◆ ASSIGNMENT:
Among the records below, find each line containing the word "technique" and copy it.

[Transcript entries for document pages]
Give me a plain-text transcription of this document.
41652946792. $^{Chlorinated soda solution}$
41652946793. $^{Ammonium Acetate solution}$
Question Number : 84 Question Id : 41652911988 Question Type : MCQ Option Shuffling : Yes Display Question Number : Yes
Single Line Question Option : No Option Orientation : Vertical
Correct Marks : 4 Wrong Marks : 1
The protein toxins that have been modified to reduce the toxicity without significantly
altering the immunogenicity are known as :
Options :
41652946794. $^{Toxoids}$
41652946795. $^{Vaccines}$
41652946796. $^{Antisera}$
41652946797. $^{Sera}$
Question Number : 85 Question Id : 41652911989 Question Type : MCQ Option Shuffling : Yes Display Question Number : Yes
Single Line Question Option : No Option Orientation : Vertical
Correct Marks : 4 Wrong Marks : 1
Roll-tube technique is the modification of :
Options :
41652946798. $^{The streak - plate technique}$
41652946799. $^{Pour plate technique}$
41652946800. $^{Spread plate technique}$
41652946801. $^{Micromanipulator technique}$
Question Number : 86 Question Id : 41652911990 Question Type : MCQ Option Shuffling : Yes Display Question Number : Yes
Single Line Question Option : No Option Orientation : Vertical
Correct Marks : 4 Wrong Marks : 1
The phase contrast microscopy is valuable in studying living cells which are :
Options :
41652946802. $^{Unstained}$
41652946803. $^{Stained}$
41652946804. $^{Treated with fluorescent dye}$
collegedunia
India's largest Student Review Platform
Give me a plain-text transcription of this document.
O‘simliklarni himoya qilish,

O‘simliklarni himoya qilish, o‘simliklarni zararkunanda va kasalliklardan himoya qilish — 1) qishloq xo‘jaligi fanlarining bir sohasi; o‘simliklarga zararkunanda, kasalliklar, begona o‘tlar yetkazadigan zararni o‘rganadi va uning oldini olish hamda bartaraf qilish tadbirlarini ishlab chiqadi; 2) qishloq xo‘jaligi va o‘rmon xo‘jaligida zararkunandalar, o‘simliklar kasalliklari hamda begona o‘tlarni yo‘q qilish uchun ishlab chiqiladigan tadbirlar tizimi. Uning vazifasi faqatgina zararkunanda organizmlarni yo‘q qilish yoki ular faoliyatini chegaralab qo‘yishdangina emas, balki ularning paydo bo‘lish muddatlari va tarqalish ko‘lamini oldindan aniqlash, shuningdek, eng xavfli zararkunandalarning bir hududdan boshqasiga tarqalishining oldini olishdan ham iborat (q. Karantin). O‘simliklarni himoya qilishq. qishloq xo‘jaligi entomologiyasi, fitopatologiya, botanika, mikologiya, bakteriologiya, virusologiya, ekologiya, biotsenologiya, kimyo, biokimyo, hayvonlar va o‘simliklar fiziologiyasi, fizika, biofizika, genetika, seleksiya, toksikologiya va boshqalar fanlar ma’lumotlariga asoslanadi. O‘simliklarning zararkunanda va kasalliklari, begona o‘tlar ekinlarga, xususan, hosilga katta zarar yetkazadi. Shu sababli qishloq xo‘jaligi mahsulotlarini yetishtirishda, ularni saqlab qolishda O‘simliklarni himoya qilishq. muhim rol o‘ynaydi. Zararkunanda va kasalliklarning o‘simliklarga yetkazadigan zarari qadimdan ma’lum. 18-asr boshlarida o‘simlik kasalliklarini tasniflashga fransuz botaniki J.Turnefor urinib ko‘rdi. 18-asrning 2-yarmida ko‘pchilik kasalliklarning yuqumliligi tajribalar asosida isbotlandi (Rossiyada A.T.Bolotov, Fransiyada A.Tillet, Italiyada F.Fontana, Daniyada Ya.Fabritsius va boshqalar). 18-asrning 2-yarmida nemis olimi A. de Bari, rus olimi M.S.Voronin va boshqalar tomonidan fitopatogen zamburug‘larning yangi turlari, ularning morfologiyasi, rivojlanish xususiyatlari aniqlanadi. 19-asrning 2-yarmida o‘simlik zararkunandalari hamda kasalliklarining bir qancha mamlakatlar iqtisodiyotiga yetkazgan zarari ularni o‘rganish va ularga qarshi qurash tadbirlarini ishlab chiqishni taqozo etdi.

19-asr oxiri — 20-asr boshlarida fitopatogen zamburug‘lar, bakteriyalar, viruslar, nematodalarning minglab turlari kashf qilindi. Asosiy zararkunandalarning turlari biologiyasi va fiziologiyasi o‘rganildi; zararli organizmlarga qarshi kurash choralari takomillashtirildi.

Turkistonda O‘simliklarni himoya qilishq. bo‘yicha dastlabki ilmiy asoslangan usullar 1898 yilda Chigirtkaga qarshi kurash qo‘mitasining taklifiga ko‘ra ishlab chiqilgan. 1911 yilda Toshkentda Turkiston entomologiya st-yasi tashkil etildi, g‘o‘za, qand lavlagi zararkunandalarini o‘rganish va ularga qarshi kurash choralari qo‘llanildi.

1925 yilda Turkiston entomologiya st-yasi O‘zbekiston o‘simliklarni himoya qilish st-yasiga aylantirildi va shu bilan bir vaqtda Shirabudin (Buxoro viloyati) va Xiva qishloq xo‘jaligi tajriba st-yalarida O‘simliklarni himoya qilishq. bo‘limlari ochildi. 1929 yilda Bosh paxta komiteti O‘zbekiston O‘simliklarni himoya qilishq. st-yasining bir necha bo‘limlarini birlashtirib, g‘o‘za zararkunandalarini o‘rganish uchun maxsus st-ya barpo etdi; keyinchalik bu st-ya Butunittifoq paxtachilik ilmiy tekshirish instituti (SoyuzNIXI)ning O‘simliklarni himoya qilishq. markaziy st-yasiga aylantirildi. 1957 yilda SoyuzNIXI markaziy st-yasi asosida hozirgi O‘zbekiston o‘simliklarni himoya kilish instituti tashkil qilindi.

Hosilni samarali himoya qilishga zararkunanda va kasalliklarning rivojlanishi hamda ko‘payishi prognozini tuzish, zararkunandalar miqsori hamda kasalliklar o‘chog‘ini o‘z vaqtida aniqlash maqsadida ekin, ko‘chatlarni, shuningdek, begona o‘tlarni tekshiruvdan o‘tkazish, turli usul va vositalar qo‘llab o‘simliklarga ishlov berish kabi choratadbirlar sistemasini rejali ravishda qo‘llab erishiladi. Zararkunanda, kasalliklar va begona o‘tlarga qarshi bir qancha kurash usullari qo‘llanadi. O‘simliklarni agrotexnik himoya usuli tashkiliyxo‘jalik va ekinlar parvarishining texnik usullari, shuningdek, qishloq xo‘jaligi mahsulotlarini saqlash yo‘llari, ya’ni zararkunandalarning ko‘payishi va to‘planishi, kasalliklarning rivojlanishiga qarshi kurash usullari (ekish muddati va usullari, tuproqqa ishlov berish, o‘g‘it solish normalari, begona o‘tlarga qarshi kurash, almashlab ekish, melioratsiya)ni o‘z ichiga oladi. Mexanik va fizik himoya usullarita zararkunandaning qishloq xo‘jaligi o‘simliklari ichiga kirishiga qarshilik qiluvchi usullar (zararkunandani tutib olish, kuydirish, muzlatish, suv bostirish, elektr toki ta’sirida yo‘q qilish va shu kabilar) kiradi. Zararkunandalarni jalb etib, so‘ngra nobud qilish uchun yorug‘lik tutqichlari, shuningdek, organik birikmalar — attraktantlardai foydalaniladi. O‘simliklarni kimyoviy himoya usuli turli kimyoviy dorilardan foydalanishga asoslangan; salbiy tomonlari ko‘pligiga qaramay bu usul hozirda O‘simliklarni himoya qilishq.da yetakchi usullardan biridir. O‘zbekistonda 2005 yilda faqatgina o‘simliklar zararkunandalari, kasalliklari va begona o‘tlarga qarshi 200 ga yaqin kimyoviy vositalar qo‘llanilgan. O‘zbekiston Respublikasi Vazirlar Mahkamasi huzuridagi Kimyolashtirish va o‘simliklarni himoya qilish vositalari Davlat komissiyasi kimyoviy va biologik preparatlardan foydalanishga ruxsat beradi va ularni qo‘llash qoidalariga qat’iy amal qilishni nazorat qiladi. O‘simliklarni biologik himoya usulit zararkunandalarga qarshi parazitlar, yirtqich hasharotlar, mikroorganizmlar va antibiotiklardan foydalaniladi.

◆ TASK SOLUTION:
Roll-tube technique is the modification of :
41652946798. $^{The streak - plate technique}$
41652946799. $^{Pour plate technique}$
41652946800. $^{Spread plate technique}$
41652946801. $^{Micromanipulator technique}$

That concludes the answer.